Records excerpted from a collection
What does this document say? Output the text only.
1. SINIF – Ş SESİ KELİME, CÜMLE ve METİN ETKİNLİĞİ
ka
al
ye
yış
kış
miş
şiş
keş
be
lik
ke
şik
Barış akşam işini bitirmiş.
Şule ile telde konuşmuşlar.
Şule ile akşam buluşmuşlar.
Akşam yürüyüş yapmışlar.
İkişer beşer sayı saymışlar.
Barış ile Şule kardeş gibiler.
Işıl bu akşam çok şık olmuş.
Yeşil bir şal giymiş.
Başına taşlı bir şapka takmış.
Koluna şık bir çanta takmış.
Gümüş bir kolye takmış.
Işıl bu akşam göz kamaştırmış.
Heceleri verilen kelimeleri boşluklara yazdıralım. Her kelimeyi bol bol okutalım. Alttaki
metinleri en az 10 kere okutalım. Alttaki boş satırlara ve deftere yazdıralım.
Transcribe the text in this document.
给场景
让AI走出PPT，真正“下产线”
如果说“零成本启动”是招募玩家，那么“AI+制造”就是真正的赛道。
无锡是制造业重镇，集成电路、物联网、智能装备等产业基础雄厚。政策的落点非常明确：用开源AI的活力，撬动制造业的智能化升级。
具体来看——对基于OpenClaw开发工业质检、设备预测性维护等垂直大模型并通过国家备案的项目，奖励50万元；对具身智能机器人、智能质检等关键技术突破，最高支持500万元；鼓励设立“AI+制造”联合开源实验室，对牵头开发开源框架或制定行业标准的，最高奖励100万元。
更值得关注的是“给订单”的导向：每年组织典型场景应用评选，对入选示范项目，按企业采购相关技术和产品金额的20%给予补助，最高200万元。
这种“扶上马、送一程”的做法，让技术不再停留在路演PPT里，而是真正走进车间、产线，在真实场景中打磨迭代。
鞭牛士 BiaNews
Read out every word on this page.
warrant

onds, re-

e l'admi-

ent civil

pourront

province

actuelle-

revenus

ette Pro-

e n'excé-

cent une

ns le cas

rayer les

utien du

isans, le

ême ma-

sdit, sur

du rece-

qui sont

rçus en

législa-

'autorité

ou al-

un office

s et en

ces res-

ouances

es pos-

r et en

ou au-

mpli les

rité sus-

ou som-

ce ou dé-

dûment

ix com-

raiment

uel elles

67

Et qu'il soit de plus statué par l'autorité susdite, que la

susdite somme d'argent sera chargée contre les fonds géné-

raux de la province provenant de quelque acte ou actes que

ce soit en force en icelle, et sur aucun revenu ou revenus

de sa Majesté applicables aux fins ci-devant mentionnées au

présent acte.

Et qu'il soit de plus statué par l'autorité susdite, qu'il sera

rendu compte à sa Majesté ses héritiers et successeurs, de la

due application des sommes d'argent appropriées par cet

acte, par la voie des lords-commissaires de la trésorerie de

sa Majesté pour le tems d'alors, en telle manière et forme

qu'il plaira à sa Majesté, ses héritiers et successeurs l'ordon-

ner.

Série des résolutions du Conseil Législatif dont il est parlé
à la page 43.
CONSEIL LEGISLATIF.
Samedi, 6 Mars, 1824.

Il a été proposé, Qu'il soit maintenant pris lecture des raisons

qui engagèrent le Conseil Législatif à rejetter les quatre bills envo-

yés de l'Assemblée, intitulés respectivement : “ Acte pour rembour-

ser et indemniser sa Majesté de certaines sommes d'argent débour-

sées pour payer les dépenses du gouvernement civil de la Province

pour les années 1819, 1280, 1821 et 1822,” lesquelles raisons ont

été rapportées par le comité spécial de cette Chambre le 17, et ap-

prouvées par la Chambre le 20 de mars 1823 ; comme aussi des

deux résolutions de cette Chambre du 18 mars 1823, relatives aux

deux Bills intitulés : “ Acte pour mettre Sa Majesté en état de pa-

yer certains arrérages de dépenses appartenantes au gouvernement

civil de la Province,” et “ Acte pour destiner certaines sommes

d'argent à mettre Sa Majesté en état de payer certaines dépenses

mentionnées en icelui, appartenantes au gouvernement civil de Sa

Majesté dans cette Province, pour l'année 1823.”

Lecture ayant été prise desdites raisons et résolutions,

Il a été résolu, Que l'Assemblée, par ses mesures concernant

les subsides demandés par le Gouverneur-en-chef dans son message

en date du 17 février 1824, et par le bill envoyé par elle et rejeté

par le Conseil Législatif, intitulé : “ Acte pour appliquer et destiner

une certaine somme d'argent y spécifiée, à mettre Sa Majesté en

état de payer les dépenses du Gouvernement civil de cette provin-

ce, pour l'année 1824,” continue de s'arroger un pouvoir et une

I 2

■ Task statement:
Retype every record above exactly as written.

■ Task result:
What does this document say? Output the text only.
1. SINIF – Ş SESİ KELİME, CÜMLE ve METİN ETKİNLİĞİ
ka
al
ye
yış
kış
miş
şiş
keş
be
lik
ke
şik
Barış akşam işini bitirmiş.
Şule ile telde konuşmuşlar.
Şule ile akşam buluşmuşlar.
Akşam yürüyüş yapmışlar.
İkişer beşer sayı saymışlar.
Barış ile Şule kardeş gibiler.
Işıl bu akşam çok şık olmuş.
Yeşil bir şal giymiş.
Başına taşlı bir şapka takmış.
Koluna şık bir çanta takmış.
Gümüş bir kolye takmış.
Işıl bu akşam göz kamaştırmış.
Heceleri verilen kelimeleri boşluklara yazdıralım. Her kelimeyi bol bol okutalım. Alttaki
metinleri en az 10 kere okutalım. Alttaki boş satırlara ve deftere yazdıralım.
Transcribe the text in this document.
给场景
让AI走出PPT，真正“下产线”
如果说“零成本启动”是招募玩家，那么“AI+制造”就是真正的赛道。
无锡是制造业重镇，集成电路、物联网、智能装备等产业基础雄厚。政策的落点非常明确：用开源AI的活力，撬动制造业的智能化升级。
具体来看——对基于OpenClaw开发工业质检、设备预测性维护等垂直大模型并通过国家备案的项目，奖励50万元；对具身智能机器人、智能质检等关键技术突破，最高支持500万元；鼓励设立“AI+制造”联合开源实验室，对牵头开发开源框架或制定行业标准的，最高奖励100万元。
更值得关注的是“给订单”的导向：每年组织典型场景应用评选，对入选示范项目，按企业采购相关技术和产品金额的20%给予补助，最高200万元。
这种“扶上马、送一程”的做法，让技术不再停留在路演PPT里，而是真正走进车间、产线，在真实场景中打磨迭代。
鞭牛士 BiaNews
Read out every word on this page.
warrant

onds, re-

e l'admi-

ent civil

pourront

province

actuelle-

revenus

ette Pro-

e n'excé-

cent une

ns le cas

rayer les

utien du

isans, le

ême ma-

sdit, sur

du rece-

qui sont

rçus en

législa-

'autorité

ou al-

un office

s et en

ces res-

ouances

es pos-

r et en

ou au-

mpli les

rité sus-

ou som-

ce ou dé-

dûment

ix com-

raiment

uel elles

67

Et qu'il soit de plus statué par l'autorité susdite, que la

susdite somme d'argent sera chargée contre les fonds géné-

raux de la province provenant de quelque acte ou actes que

ce soit en force en icelle, et sur aucun revenu ou revenus

de sa Majesté applicables aux fins ci-devant mentionnées au

présent acte.

Et qu'il soit de plus statué par l'autorité susdite, qu'il sera

rendu compte à sa Majesté ses héritiers et successeurs, de la

due application des sommes d'argent appropriées par cet

acte, par la voie des lords-commissaires de la trésorerie de

sa Majesté pour le tems d'alors, en telle manière et forme

qu'il plaira à sa Majesté, ses héritiers et successeurs l'ordon-

ner.

Série des résolutions du Conseil Législatif dont il est parlé
à la page 43.
CONSEIL LEGISLATIF.
Samedi, 6 Mars, 1824.

Il a été proposé, Qu'il soit maintenant pris lecture des raisons

qui engagèrent le Conseil Législatif à rejetter les quatre bills envo-

yés de l'Assemblée, intitulés respectivement : “ Acte pour rembour-

ser et indemniser sa Majesté de certaines sommes d'argent débour-

sées pour payer les dépenses du gouvernement civil de la Province

pour les années 1819, 1280, 1821 et 1822,” lesquelles raisons ont

été rapportées par le comité spécial de cette Chambre le 17, et ap-

prouvées par la Chambre le 20 de mars 1823 ; comme aussi des

deux résolutions de cette Chambre du 18 mars 1823, relatives aux

deux Bills intitulés : “ Acte pour mettre Sa Majesté en état de pa-

yer certains arrérages de dépenses appartenantes au gouvernement

civil de la Province,” et “ Acte pour destiner certaines sommes

d'argent à mettre Sa Majesté en état de payer certaines dépenses

mentionnées en icelui, appartenantes au gouvernement civil de Sa

Majesté dans cette Province, pour l'année 1823.”

Lecture ayant été prise desdites raisons et résolutions,

Il a été résolu, Que l'Assemblée, par ses mesures concernant

les subsides demandés par le Gouverneur-en-chef dans son message

en date du 17 février 1824, et par le bill envoyé par elle et rejeté

par le Conseil Législatif, intitulé : “ Acte pour appliquer et destiner

une certaine somme d'argent y spécifiée, à mettre Sa Majesté en

état de payer les dépenses du Gouvernement civil de cette provin-

ce, pour l'année 1824,” continue de s'arroger un pouvoir et une

I 2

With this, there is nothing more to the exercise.